Copy each line of the entries that contains the word "Surface".

(Collected data entries)
____________________

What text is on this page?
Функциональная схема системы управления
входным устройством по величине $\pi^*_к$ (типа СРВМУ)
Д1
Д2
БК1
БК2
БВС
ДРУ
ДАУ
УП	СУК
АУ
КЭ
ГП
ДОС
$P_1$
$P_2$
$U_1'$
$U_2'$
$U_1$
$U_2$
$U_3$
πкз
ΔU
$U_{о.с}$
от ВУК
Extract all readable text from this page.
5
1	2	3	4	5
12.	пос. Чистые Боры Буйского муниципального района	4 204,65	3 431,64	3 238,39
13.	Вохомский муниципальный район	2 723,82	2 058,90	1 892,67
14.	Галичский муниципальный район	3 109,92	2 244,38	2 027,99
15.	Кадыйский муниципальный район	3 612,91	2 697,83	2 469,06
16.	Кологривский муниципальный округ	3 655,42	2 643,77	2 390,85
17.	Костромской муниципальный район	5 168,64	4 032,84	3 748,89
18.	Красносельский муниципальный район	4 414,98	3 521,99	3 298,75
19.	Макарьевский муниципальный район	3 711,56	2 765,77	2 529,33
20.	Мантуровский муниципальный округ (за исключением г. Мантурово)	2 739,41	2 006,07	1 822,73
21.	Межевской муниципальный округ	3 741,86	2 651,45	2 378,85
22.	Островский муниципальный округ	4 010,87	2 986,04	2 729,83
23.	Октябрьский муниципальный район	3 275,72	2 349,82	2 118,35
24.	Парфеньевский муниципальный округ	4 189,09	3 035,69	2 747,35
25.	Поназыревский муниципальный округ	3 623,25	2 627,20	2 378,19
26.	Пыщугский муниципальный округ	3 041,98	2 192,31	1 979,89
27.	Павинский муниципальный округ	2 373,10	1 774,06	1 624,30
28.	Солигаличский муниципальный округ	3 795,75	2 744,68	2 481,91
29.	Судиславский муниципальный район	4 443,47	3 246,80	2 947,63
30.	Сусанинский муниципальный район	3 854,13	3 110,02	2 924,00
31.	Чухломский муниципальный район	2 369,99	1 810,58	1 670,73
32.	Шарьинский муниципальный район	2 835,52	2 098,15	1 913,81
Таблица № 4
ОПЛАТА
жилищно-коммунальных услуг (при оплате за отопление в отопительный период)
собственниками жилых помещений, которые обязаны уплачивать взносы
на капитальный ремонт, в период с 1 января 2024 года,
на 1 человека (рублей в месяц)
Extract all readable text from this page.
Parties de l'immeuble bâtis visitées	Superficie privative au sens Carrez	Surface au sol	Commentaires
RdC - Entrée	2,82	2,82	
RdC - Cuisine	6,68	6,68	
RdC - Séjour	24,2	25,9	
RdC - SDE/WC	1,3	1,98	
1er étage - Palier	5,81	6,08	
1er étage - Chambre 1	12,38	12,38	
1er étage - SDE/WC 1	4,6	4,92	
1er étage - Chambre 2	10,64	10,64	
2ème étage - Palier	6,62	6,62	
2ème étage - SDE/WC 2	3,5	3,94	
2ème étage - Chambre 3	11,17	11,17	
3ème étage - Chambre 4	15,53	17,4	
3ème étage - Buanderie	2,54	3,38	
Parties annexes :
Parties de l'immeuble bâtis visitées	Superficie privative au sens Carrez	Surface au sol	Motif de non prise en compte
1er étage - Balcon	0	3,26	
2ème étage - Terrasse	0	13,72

____________________

* _TASK OUTPUT_:
Parties de l'immeuble bâtis visitées	Superficie privative au sens Carrez	Surface au sol	Commentaires
Parties de l'immeuble bâtis visitées	Superficie privative au sens Carrez	Surface au sol	Motif de non prise en compte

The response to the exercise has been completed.